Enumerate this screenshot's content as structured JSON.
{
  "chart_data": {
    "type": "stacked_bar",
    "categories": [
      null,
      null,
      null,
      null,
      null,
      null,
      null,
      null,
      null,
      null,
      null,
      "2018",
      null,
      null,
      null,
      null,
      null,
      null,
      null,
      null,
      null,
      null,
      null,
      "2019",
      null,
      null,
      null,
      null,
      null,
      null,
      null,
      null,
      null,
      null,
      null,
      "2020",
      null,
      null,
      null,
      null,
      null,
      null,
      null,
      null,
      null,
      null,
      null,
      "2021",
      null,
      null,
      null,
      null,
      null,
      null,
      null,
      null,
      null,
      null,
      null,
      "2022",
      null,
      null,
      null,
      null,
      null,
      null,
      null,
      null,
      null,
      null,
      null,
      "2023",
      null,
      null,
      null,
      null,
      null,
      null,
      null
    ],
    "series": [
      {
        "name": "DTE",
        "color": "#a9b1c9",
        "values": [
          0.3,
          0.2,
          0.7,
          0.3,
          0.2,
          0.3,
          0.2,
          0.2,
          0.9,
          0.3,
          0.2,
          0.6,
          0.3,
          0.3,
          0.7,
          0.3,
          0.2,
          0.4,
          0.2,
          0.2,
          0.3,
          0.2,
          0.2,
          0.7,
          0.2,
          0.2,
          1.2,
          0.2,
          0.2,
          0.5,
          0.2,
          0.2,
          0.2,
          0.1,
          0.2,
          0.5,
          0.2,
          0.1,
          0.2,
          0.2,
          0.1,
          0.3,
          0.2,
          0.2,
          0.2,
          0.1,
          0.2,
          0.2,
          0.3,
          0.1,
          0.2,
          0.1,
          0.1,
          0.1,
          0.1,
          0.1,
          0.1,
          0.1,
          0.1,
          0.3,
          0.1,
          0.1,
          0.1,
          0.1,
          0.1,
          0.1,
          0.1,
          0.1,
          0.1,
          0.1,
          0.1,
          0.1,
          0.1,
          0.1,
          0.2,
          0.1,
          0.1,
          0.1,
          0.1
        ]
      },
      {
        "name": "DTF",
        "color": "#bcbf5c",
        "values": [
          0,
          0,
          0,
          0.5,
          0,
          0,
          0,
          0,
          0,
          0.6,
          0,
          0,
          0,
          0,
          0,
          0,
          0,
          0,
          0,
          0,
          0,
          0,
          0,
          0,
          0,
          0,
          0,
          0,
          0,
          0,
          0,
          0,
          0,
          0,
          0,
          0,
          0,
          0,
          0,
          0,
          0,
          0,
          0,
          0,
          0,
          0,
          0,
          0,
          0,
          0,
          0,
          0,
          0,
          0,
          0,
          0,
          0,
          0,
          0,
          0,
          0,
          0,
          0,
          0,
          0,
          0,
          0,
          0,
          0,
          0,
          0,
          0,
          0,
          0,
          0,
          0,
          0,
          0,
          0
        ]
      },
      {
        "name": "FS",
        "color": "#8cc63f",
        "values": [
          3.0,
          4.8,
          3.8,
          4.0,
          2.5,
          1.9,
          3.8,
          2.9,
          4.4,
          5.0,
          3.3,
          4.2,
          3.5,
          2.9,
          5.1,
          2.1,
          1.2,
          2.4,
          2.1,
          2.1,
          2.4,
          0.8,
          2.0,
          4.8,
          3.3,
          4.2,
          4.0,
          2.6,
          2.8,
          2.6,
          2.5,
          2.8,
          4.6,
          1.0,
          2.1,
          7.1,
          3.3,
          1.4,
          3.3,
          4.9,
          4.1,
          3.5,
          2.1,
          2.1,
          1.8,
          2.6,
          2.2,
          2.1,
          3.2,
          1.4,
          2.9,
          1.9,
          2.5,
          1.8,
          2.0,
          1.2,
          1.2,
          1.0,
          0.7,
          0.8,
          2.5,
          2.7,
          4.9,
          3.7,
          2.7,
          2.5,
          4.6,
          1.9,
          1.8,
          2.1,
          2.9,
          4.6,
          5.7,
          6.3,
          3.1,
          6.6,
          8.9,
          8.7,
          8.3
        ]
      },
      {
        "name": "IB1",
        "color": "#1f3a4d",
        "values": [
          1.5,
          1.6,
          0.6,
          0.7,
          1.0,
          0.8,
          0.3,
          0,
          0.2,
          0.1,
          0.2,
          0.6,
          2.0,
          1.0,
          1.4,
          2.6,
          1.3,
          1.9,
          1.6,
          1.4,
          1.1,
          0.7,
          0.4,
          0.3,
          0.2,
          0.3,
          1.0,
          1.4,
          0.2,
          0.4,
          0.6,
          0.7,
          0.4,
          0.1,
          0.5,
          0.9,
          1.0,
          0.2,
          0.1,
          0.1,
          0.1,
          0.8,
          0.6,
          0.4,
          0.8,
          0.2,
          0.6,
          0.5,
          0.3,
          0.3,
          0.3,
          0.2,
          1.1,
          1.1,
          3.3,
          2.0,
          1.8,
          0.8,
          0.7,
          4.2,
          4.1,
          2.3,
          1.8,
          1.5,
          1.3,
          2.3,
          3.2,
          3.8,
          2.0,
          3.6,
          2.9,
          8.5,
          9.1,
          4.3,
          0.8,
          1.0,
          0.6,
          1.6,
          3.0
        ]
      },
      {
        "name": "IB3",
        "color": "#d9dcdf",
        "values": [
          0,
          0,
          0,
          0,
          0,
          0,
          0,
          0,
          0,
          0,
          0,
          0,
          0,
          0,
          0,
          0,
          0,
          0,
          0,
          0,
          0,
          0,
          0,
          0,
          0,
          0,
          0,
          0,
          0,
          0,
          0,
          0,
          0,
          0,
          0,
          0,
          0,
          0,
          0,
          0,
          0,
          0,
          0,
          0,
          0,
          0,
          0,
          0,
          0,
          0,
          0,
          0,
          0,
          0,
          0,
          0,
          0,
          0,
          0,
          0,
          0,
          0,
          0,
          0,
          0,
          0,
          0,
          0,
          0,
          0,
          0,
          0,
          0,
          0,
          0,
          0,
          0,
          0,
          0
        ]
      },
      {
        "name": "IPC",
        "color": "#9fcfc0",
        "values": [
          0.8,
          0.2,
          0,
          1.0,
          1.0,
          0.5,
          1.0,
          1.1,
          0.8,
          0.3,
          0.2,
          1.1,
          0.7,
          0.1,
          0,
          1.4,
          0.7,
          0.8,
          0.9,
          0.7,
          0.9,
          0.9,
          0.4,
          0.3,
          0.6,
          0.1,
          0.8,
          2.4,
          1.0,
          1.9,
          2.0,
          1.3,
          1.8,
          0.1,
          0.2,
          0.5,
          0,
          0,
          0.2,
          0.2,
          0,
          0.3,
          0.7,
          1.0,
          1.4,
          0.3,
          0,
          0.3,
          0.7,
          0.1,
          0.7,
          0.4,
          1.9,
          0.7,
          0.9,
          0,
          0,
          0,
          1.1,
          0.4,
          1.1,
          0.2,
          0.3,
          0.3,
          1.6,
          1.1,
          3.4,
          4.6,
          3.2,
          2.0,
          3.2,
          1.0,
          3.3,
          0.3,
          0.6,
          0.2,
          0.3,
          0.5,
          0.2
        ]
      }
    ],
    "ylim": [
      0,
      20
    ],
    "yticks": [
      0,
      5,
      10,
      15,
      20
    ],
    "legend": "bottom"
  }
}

-- Task instructions --
Find the lines above that include the string "color" and copy them.

-- Output of the task --
        "color": "#a9b1c9",
        "color": "#bcbf5c",
        "color": "#8cc63f",
        "color": "#1f3a4d",
        "color": "#d9dcdf",
        "color": "#9fcfc0",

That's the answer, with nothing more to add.